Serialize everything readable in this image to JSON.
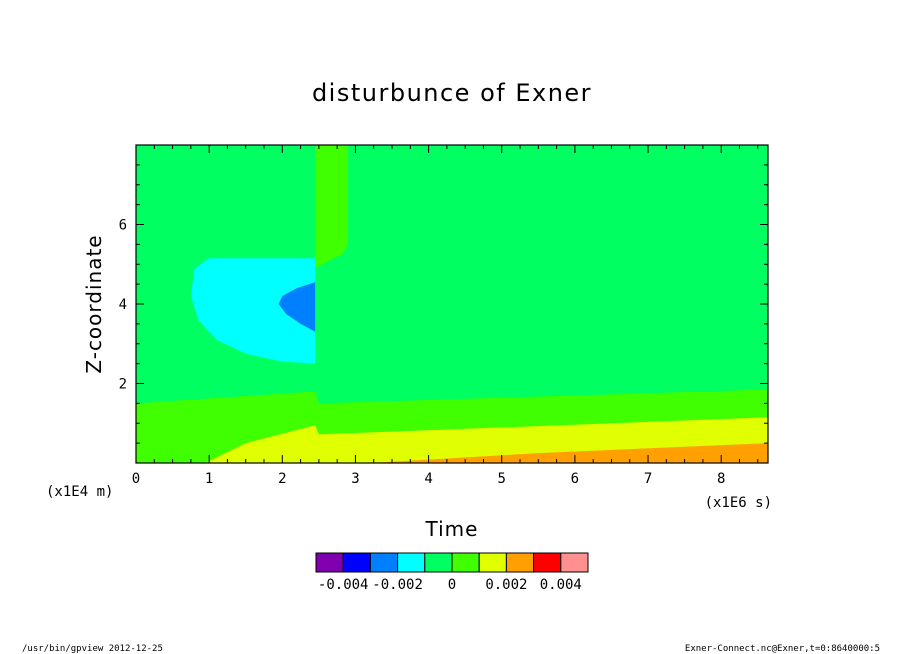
{
  "chart_data": {
    "type": "heatmap",
    "title": "disturbunce of Exner",
    "xlabel": "Time",
    "ylabel": "Z-coordinate",
    "x_unit": "(x1E6 s)",
    "y_unit": "(x1E4 m)",
    "xlim": [
      0,
      8.64
    ],
    "ylim": [
      0,
      8.0
    ],
    "x_ticks": [
      "0",
      "1",
      "2",
      "3",
      "4",
      "5",
      "6",
      "7",
      "8"
    ],
    "y_ticks": [
      "2",
      "4",
      "6"
    ],
    "colorbar": {
      "levels": [
        -0.005,
        -0.004,
        -0.003,
        -0.002,
        -0.001,
        0,
        0.001,
        0.002,
        0.003,
        0.004,
        0.005
      ],
      "colors": [
        "#8000b0",
        "#0000ff",
        "#0080ff",
        "#00ffff",
        "#00ff60",
        "#40ff00",
        "#e0ff00",
        "#ffa000",
        "#ff0000",
        "#ff9090"
      ],
      "labels": [
        {
          "text": "-0.004",
          "value": -0.004
        },
        {
          "text": "-0.002",
          "value": -0.002
        },
        {
          "text": "0",
          "value": 0
        },
        {
          "text": "0.002",
          "value": 0.002
        },
        {
          "text": "0.004",
          "value": 0.004
        }
      ]
    },
    "regions": [
      {
        "name": "near-zero-background",
        "band": [
          -0.001,
          0.0
        ],
        "color": "#00ff60"
      },
      {
        "name": "positive-weak-upper-column",
        "band": [
          0.0,
          0.001
        ],
        "color": "#40ff00",
        "polygon": [
          [
            2.45,
            8.0
          ],
          [
            2.9,
            8.0
          ],
          [
            2.9,
            5.5
          ],
          [
            2.82,
            5.25
          ],
          [
            2.6,
            5.05
          ],
          [
            2.45,
            4.9
          ]
        ]
      },
      {
        "name": "positive-weak-lower-layer",
        "band": [
          0.0,
          0.001
        ],
        "color": "#40ff00",
        "polygon": [
          [
            0,
            0
          ],
          [
            8.64,
            0
          ],
          [
            8.64,
            1.85
          ],
          [
            2.5,
            1.5
          ],
          [
            2.45,
            1.8
          ],
          [
            0,
            1.5
          ]
        ]
      },
      {
        "name": "positive-moderate-layer",
        "band": [
          0.001,
          0.002
        ],
        "color": "#e0ff00",
        "polygon": [
          [
            0.95,
            0
          ],
          [
            8.64,
            0
          ],
          [
            8.64,
            1.15
          ],
          [
            2.5,
            0.72
          ],
          [
            2.45,
            0.95
          ],
          [
            1.5,
            0.5
          ],
          [
            0.95,
            0
          ]
        ]
      },
      {
        "name": "positive-strong-layer",
        "band": [
          0.002,
          0.003
        ],
        "color": "#ffa000",
        "polygon": [
          [
            3.2,
            0
          ],
          [
            8.64,
            0
          ],
          [
            8.64,
            0.5
          ],
          [
            5.5,
            0.25
          ],
          [
            3.2,
            0
          ]
        ]
      },
      {
        "name": "negative-weak-lobe",
        "band": [
          -0.002,
          -0.001
        ],
        "color": "#00ffff",
        "polygon": [
          [
            2.45,
            5.15
          ],
          [
            1.0,
            5.15
          ],
          [
            0.8,
            4.9
          ],
          [
            0.75,
            4.2
          ],
          [
            0.85,
            3.6
          ],
          [
            1.1,
            3.1
          ],
          [
            1.5,
            2.75
          ],
          [
            2.0,
            2.55
          ],
          [
            2.45,
            2.5
          ]
        ]
      },
      {
        "name": "negative-moderate-core",
        "band": [
          -0.003,
          -0.002
        ],
        "color": "#0080ff",
        "polygon": [
          [
            2.45,
            4.55
          ],
          [
            2.2,
            4.4
          ],
          [
            2.0,
            4.2
          ],
          [
            1.95,
            4.0
          ],
          [
            2.05,
            3.75
          ],
          [
            2.25,
            3.5
          ],
          [
            2.45,
            3.3
          ]
        ]
      }
    ]
  },
  "footer": {
    "left": "/usr/bin/gpview  2012-12-25",
    "right": "Exner-Connect.nc@Exner,t=0:8640000:5"
  }
}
━━━━
*TASK DESCRIPTION*. Check each line of the records for the word "Exner", and show the lines that contain it.

*WORKED ANSWER*.
    "title": "disturbunce of Exner",
    "right": "Exner-Connect.nc@Exner,t=0:8640000:5"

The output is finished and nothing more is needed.